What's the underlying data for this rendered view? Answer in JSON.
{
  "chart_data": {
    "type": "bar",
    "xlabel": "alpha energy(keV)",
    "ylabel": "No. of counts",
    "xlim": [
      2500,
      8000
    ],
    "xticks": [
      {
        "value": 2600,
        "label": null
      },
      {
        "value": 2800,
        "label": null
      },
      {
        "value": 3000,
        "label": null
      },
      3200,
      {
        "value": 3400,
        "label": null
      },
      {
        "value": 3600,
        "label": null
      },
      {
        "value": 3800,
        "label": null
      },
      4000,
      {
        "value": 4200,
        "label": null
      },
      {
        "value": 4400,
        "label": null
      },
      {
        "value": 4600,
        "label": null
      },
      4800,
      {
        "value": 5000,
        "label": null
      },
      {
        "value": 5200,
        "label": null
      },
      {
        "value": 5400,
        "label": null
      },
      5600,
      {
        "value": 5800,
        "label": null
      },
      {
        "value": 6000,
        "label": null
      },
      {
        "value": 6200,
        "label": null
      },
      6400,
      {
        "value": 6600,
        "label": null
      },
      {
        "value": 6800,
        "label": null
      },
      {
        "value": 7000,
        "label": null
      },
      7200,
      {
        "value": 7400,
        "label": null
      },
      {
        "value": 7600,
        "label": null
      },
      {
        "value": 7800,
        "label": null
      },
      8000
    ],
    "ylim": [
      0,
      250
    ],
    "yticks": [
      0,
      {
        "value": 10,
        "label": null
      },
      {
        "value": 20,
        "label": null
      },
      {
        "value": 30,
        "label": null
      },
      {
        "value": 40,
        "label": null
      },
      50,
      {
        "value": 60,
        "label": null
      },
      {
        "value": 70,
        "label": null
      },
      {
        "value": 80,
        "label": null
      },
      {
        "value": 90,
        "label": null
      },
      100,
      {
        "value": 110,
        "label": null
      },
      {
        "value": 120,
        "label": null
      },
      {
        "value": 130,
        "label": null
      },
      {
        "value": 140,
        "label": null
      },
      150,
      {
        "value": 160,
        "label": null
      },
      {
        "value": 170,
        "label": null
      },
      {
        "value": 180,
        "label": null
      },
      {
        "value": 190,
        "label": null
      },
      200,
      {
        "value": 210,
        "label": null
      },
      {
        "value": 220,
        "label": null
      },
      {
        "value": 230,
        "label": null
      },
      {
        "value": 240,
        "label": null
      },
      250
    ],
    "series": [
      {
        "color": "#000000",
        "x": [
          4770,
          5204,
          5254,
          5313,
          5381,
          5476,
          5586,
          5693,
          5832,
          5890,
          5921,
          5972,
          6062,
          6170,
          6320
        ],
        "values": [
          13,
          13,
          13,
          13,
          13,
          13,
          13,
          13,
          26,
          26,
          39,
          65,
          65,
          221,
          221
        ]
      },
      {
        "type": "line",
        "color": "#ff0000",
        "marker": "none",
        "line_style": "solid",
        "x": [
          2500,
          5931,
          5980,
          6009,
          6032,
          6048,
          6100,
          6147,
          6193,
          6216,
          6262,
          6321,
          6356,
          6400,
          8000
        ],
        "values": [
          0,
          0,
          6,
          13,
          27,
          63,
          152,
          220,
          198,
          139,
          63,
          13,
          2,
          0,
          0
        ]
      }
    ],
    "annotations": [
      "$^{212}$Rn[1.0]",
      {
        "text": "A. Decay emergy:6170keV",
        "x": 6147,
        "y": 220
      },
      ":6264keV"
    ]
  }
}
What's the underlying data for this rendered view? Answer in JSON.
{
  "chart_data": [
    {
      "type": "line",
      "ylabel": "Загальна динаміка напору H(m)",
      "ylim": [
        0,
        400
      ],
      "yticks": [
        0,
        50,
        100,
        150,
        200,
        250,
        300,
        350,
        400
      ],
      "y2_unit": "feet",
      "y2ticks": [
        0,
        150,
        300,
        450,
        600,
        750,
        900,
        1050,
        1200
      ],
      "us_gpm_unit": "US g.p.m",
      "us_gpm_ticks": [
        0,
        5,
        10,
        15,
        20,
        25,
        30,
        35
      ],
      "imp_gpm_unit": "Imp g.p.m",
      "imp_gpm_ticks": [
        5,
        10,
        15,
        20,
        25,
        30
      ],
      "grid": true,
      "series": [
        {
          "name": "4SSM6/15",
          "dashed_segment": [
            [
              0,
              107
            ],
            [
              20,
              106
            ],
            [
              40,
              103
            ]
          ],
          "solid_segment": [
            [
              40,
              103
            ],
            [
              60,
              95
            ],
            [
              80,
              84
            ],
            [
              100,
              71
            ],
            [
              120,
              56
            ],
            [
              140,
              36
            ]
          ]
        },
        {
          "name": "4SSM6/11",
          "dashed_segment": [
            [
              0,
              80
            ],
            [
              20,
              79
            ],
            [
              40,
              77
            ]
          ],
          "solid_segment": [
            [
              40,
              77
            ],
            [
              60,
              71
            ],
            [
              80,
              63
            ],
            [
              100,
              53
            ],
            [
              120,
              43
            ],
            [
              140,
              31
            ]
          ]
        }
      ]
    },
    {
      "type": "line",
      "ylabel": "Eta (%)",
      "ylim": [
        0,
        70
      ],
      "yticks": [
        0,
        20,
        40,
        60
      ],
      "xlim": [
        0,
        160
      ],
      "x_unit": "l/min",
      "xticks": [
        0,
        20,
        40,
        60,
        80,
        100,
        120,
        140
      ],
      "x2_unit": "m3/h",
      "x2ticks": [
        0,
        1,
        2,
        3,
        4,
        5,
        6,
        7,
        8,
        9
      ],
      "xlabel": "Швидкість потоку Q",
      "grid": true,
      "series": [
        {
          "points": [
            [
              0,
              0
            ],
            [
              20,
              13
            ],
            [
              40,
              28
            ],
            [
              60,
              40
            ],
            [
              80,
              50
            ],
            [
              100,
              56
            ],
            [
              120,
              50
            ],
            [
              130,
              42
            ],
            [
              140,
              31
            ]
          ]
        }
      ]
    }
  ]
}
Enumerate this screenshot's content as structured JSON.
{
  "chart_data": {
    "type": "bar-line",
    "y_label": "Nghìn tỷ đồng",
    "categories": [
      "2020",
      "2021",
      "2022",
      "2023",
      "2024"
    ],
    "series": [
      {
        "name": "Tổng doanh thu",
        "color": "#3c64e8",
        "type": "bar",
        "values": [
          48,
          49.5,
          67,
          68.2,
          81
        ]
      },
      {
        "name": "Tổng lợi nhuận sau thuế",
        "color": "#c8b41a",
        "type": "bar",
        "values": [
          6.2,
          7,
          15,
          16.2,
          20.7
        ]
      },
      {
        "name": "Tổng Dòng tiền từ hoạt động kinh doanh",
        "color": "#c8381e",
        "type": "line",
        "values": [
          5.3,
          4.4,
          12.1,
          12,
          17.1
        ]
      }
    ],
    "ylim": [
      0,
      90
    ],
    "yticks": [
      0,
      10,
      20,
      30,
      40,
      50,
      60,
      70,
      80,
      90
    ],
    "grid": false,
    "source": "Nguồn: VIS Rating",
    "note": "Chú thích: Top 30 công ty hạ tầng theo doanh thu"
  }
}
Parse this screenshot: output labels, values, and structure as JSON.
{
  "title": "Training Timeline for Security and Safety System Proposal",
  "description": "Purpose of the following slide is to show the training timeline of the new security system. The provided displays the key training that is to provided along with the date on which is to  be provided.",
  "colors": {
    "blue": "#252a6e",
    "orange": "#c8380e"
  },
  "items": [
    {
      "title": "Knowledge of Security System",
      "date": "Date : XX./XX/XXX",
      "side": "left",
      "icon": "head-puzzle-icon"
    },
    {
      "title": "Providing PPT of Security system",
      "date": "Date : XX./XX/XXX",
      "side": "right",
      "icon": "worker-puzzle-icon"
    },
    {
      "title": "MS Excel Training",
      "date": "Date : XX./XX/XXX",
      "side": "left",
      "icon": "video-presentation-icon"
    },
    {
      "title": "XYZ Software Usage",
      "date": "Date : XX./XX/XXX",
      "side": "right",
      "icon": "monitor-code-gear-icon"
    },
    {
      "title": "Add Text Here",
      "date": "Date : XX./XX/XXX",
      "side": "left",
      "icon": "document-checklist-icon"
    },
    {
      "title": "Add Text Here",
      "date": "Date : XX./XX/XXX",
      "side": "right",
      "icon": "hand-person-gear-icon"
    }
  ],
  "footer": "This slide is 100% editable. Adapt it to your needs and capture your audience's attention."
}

_Exercise_
Begin at the line containing "Parse this screenshot: output" and reproduce each line through the end of the records above.

_Exercise answer_
Parse this screenshot: output labels, values, and structure as JSON.
{
  "title": "Training Timeline for Security and Safety System Proposal",
  "description": "Purpose of the following slide is to show the training timeline of the new security system. The provided displays the key training that is to provided along with the date on which is to  be provided.",
  "colors": {
    "blue": "#252a6e",
    "orange": "#c8380e"
  },
  "items": [
    {
      "title": "Knowledge of Security System",
      "date": "Date : XX./XX/XXX",
      "side": "left",
      "icon": "head-puzzle-icon"
    },
    {
      "title": "Providing PPT of Security system",
      "date": "Date : XX./XX/XXX",
      "side": "right",
      "icon": "worker-puzzle-icon"
    },
    {
      "title": "MS Excel Training",
      "date": "Date : XX./XX/XXX",
      "side": "left",
      "icon": "video-presentation-icon"
    },
    {
      "title": "XYZ Software Usage",
      "date": "Date : XX./XX/XXX",
      "side": "right",
      "icon": "monitor-code-gear-icon"
    },
    {
      "title": "Add Text Here",
      "date": "Date : XX./XX/XXX",
      "side": "left",
      "icon": "document-checklist-icon"
    },
    {
      "title": "Add Text Here",
      "date": "Date : XX./XX/XXX",
      "side": "right",
      "icon": "hand-person-gear-icon"
    }
  ],
  "footer": "This slide is 100% editable. Adapt it to your needs and capture your audience's attention."
}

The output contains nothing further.